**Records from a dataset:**

━━━━━━

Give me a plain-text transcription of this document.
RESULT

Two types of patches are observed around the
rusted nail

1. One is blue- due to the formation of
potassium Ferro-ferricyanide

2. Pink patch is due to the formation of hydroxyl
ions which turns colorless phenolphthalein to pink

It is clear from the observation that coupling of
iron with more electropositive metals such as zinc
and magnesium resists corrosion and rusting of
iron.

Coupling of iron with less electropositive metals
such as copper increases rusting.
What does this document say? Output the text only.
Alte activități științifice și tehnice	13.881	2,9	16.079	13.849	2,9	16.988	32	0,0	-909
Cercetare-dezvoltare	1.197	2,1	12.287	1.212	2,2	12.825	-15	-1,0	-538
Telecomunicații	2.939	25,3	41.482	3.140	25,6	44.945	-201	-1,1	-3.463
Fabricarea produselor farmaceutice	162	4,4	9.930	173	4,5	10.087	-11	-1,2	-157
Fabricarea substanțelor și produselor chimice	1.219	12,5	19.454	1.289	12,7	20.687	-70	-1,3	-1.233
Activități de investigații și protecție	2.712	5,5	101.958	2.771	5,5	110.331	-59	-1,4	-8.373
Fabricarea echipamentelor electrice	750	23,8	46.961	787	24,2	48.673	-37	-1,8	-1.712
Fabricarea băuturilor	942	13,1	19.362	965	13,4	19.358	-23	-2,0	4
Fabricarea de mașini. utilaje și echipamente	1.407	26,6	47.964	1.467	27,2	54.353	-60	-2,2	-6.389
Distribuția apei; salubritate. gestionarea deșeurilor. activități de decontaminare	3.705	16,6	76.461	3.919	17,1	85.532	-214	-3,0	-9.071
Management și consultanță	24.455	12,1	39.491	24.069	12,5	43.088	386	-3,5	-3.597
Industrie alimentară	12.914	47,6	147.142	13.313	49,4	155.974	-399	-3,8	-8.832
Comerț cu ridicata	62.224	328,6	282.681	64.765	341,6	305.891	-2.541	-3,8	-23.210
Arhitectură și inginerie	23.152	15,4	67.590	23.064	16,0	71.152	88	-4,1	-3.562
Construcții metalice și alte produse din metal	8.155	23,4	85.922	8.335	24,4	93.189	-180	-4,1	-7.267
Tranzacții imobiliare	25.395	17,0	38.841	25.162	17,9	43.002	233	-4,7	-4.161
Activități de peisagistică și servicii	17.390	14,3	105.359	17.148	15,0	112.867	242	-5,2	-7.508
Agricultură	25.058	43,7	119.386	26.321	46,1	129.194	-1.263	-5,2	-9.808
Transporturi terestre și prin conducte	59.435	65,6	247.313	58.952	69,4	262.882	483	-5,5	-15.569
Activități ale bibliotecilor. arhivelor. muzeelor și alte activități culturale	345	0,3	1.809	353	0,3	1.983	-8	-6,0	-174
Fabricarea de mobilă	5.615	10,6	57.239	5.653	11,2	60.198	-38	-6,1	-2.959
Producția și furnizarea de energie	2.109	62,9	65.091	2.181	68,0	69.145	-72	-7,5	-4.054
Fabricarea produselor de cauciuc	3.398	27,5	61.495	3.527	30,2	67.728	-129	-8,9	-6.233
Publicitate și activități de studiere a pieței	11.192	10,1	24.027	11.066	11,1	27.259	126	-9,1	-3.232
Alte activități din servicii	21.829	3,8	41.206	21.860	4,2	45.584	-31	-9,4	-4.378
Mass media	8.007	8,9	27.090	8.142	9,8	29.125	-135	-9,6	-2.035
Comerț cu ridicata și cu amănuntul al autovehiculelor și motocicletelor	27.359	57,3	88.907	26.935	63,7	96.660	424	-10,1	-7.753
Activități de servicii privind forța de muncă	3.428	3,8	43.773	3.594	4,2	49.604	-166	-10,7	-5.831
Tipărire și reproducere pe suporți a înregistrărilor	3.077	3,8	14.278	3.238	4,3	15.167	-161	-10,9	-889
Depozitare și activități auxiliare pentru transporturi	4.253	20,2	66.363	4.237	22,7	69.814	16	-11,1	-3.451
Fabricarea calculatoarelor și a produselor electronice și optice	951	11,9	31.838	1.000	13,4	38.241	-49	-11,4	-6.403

━━━━━━

**GIVEN REQUEST:** Which lines include the word "formation"? List them all.

**REPLY:**
1. One is blue- due to the formation of
2. Pink patch is due to the formation of hydroxyl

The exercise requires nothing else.